Data entries for graphics
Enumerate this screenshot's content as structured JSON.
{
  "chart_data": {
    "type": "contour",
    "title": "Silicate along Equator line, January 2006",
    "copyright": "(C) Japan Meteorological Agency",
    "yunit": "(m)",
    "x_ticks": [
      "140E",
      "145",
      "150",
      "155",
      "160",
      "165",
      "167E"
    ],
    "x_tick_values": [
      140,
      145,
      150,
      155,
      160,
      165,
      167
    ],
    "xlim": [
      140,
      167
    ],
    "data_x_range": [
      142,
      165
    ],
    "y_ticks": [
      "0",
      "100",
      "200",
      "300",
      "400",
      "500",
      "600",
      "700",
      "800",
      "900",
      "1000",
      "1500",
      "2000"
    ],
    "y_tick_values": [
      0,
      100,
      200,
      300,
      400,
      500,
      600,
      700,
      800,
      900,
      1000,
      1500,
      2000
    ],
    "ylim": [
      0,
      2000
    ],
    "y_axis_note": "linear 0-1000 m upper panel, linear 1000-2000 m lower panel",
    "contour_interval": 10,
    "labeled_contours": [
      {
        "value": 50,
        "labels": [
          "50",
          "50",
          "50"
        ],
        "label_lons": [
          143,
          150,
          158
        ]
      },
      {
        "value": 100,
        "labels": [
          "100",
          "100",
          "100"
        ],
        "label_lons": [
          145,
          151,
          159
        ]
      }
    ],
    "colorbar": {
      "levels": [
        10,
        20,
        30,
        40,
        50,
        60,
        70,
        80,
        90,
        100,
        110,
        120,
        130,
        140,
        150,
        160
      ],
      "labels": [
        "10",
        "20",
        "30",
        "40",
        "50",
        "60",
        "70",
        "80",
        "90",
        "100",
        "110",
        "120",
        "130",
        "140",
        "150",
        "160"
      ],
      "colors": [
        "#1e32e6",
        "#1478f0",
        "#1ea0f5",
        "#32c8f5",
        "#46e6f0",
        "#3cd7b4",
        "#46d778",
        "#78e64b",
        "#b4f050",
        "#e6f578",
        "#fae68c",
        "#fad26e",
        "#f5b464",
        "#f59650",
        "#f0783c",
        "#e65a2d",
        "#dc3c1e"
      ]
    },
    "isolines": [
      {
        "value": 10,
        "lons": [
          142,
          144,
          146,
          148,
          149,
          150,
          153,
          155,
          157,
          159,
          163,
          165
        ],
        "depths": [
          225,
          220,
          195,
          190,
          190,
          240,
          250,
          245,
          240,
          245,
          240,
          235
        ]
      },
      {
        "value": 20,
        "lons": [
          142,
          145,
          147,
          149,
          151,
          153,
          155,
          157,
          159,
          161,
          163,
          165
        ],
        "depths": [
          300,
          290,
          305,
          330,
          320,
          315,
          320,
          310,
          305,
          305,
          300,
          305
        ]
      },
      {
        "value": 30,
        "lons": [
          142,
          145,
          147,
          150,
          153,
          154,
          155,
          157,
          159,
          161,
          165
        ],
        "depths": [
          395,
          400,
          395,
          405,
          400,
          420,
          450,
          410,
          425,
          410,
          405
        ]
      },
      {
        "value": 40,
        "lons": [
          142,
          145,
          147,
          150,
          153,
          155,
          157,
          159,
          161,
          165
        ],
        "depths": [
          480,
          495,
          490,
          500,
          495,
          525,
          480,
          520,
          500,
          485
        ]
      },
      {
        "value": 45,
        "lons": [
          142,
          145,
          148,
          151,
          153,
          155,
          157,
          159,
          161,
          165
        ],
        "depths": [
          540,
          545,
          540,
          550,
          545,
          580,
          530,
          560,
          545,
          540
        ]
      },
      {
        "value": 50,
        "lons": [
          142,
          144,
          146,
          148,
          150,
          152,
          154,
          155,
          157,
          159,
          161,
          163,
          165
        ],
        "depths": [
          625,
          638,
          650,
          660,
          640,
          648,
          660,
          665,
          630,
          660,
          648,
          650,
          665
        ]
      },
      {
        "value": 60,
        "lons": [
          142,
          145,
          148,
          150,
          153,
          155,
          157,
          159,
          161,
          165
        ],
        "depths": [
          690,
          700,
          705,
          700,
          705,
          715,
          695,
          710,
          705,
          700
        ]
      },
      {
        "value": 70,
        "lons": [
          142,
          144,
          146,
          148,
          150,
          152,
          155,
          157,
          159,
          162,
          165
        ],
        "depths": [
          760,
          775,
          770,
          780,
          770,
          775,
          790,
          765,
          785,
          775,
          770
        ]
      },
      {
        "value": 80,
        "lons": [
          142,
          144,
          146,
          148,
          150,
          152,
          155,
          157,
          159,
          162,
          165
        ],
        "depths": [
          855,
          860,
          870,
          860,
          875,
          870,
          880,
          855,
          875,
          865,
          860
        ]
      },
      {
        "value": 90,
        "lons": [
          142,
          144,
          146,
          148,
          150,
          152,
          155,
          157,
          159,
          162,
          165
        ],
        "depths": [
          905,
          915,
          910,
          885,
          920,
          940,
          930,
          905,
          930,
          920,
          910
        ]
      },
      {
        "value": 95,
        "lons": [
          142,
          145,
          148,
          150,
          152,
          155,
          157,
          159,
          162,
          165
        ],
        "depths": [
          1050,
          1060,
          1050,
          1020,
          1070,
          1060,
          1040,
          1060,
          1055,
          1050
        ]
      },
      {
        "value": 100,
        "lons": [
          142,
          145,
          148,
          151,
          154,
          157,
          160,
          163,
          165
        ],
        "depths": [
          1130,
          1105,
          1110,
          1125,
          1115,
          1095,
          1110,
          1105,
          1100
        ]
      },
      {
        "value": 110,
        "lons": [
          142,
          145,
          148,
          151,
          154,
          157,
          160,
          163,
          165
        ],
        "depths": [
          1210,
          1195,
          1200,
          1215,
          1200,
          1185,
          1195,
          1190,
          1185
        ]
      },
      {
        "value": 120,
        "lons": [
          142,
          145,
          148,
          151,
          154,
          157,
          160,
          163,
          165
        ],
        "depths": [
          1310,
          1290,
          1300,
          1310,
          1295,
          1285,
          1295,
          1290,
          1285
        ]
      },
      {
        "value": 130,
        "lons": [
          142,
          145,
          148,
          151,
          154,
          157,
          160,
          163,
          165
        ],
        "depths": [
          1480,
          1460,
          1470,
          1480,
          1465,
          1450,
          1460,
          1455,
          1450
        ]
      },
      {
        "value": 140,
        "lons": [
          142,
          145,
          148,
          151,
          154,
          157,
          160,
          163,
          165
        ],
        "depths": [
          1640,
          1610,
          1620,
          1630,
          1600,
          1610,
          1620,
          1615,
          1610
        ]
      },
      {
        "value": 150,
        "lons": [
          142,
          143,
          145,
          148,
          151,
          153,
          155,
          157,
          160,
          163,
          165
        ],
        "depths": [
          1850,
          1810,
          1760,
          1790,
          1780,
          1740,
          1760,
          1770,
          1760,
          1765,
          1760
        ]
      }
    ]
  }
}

■ Given exercise
Recopy the whole listing exactly.

■ Solution to this exercise
Enumerate this screenshot's content as structured JSON.
{
  "chart_data": {
    "type": "contour",
    "title": "Silicate along Equator line, January 2006",
    "copyright": "(C) Japan Meteorological Agency",
    "yunit": "(m)",
    "x_ticks": [
      "140E",
      "145",
      "150",
      "155",
      "160",
      "165",
      "167E"
    ],
    "x_tick_values": [
      140,
      145,
      150,
      155,
      160,
      165,
      167
    ],
    "xlim": [
      140,
      167
    ],
    "data_x_range": [
      142,
      165
    ],
    "y_ticks": [
      "0",
      "100",
      "200",
      "300",
      "400",
      "500",
      "600",
      "700",
      "800",
      "900",
      "1000",
      "1500",
      "2000"
    ],
    "y_tick_values": [
      0,
      100,
      200,
      300,
      400,
      500,
      600,
      700,
      800,
      900,
      1000,
      1500,
      2000
    ],
    "ylim": [
      0,
      2000
    ],
    "y_axis_note": "linear 0-1000 m upper panel, linear 1000-2000 m lower panel",
    "contour_interval": 10,
    "labeled_contours": [
      {
        "value": 50,
        "labels": [
          "50",
          "50",
          "50"
        ],
        "label_lons": [
          143,
          150,
          158
        ]
      },
      {
        "value": 100,
        "labels": [
          "100",
          "100",
          "100"
        ],
        "label_lons": [
          145,
          151,
          159
        ]
      }
    ],
    "colorbar": {
      "levels": [
        10,
        20,
        30,
        40,
        50,
        60,
        70,
        80,
        90,
        100,
        110,
        120,
        130,
        140,
        150,
        160
      ],
      "labels": [
        "10",
        "20",
        "30",
        "40",
        "50",
        "60",
        "70",
        "80",
        "90",
        "100",
        "110",
        "120",
        "130",
        "140",
        "150",
        "160"
      ],
      "colors": [
        "#1e32e6",
        "#1478f0",
        "#1ea0f5",
        "#32c8f5",
        "#46e6f0",
        "#3cd7b4",
        "#46d778",
        "#78e64b",
        "#b4f050",
        "#e6f578",
        "#fae68c",
        "#fad26e",
        "#f5b464",
        "#f59650",
        "#f0783c",
        "#e65a2d",
        "#dc3c1e"
      ]
    },
    "isolines": [
      {
        "value": 10,
        "lons": [
          142,
          144,
          146,
          148,
          149,
          150,
          153,
          155,
          157,
          159,
          163,
          165
        ],
        "depths": [
          225,
          220,
          195,
          190,
          190,
          240,
          250,
          245,
          240,
          245,
          240,
          235
        ]
      },
      {
        "value": 20,
        "lons": [
          142,
          145,
          147,
          149,
          151,
          153,
          155,
          157,
          159,
          161,
          163,
          165
        ],
        "depths": [
          300,
          290,
          305,
          330,
          320,
          315,
          320,
          310,
          305,
          305,
          300,
          305
        ]
      },
      {
        "value": 30,
        "lons": [
          142,
          145,
          147,
          150,
          153,
          154,
          155,
          157,
          159,
          161,
          165
        ],
        "depths": [
          395,
          400,
          395,
          405,
          400,
          420,
          450,
          410,
          425,
          410,
          405
        ]
      },
      {
        "value": 40,
        "lons": [
          142,
          145,
          147,
          150,
          153,
          155,
          157,
          159,
          161,
          165
        ],
        "depths": [
          480,
          495,
          490,
          500,
          495,
          525,
          480,
          520,
          500,
          485
        ]
      },
      {
        "value": 45,
        "lons": [
          142,
          145,
          148,
          151,
          153,
          155,
          157,
          159,
          161,
          165
        ],
        "depths": [
          540,
          545,
          540,
          550,
          545,
          580,
          530,
          560,
          545,
          540
        ]
      },
      {
        "value": 50,
        "lons": [
          142,
          144,
          146,
          148,
          150,
          152,
          154,
          155,
          157,
          159,
          161,
          163,
          165
        ],
        "depths": [
          625,
          638,
          650,
          660,
          640,
          648,
          660,
          665,
          630,
          660,
          648,
          650,
          665
        ]
      },
      {
        "value": 60,
        "lons": [
          142,
          145,
          148,
          150,
          153,
          155,
          157,
          159,
          161,
          165
        ],
        "depths": [
          690,
          700,
          705,
          700,
          705,
          715,
          695,
          710,
          705,
          700
        ]
      },
      {
        "value": 70,
        "lons": [
          142,
          144,
          146,
          148,
          150,
          152,
          155,
          157,
          159,
          162,
          165
        ],
        "depths": [
          760,
          775,
          770,
          780,
          770,
          775,
          790,
          765,
          785,
          775,
          770
        ]
      },
      {
        "value": 80,
        "lons": [
          142,
          144,
          146,
          148,
          150,
          152,
          155,
          157,
          159,
          162,
          165
        ],
        "depths": [
          855,
          860,
          870,
          860,
          875,
          870,
          880,
          855,
          875,
          865,
          860
        ]
      },
      {
        "value": 90,
        "lons": [
          142,
          144,
          146,
          148,
          150,
          152,
          155,
          157,
          159,
          162,
          165
        ],
        "depths": [
          905,
          915,
          910,
          885,
          920,
          940,
          930,
          905,
          930,
          920,
          910
        ]
      },
      {
        "value": 95,
        "lons": [
          142,
          145,
          148,
          150,
          152,
          155,
          157,
          159,
          162,
          165
        ],
        "depths": [
          1050,
          1060,
          1050,
          1020,
          1070,
          1060,
          1040,
          1060,
          1055,
          1050
        ]
      },
      {
        "value": 100,
        "lons": [
          142,
          145,
          148,
          151,
          154,
          157,
          160,
          163,
          165
        ],
        "depths": [
          1130,
          1105,
          1110,
          1125,
          1115,
          1095,
          1110,
          1105,
          1100
        ]
      },
      {
        "value": 110,
        "lons": [
          142,
          145,
          148,
          151,
          154,
          157,
          160,
          163,
          165
        ],
        "depths": [
          1210,
          1195,
          1200,
          1215,
          1200,
          1185,
          1195,
          1190,
          1185
        ]
      },
      {
        "value": 120,
        "lons": [
          142,
          145,
          148,
          151,
          154,
          157,
          160,
          163,
          165
        ],
        "depths": [
          1310,
          1290,
          1300,
          1310,
          1295,
          1285,
          1295,
          1290,
          1285
        ]
      },
      {
        "value": 130,
        "lons": [
          142,
          145,
          148,
          151,
          154,
          157,
          160,
          163,
          165
        ],
        "depths": [
          1480,
          1460,
          1470,
          1480,
          1465,
          1450,
          1460,
          1455,
          1450
        ]
      },
      {
        "value": 140,
        "lons": [
          142,
          145,
          148,
          151,
          154,
          157,
          160,
          163,
          165
        ],
        "depths": [
          1640,
          1610,
          1620,
          1630,
          1600,
          1610,
          1620,
          1615,
          1610
        ]
      },
      {
        "value": 150,
        "lons": [
          142,
          143,
          145,
          148,
          151,
          153,
          155,
          157,
          160,
          163,
          165
        ],
        "depths": [
          1850,
          1810,
          1760,
          1790,
          1780,
          1740,
          1760,
          1770,
          1760,
          1765,
          1760
        ]
      }
    ]
  }
}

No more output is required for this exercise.